The data –
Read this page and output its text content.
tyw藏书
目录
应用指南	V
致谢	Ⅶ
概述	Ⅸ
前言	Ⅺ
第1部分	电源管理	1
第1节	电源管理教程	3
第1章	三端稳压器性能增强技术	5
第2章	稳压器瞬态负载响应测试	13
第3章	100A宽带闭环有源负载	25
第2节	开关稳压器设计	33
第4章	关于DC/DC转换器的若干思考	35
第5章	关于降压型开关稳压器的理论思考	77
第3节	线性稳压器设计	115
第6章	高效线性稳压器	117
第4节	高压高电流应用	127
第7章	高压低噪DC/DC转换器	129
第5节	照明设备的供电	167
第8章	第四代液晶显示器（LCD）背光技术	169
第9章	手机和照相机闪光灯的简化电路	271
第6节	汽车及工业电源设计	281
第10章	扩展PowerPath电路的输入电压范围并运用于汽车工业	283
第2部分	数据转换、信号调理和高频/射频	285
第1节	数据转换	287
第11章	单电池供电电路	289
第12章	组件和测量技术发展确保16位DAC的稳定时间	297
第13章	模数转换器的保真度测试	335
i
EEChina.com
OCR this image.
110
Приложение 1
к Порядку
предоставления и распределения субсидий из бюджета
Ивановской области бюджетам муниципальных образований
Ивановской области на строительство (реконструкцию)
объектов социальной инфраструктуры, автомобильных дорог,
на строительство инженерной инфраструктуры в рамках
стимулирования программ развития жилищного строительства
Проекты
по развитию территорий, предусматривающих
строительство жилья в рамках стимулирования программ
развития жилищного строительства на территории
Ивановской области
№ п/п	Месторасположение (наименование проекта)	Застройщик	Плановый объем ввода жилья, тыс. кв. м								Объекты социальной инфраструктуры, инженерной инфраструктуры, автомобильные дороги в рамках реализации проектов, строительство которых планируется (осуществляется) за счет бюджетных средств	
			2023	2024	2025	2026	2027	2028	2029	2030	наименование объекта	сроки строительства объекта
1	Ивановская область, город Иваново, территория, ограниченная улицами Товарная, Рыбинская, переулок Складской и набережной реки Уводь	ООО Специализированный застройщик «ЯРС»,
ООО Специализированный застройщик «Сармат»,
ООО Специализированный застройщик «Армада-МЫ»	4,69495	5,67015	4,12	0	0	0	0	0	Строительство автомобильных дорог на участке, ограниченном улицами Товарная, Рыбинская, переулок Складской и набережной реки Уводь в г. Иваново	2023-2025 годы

Exercise –
Pull out all lines containing the word "Рыбинская" from the entries above.

Exercise solution –
1	Ивановская область, город Иваново, территория, ограниченная улицами Товарная, Рыбинская, переулок Складской и набережной реки Уводь	ООО Специализированный застройщик «ЯРС»,
ООО Специализированный застройщик «Армада-МЫ»	4,69495	5,67015	4,12	0	0	0	0	0	Строительство автомобильных дорог на участке, ограниченном улицами Товарная, Рыбинская, переулок Складской и набережной реки Уводь в г. Иваново	2023-2025 годы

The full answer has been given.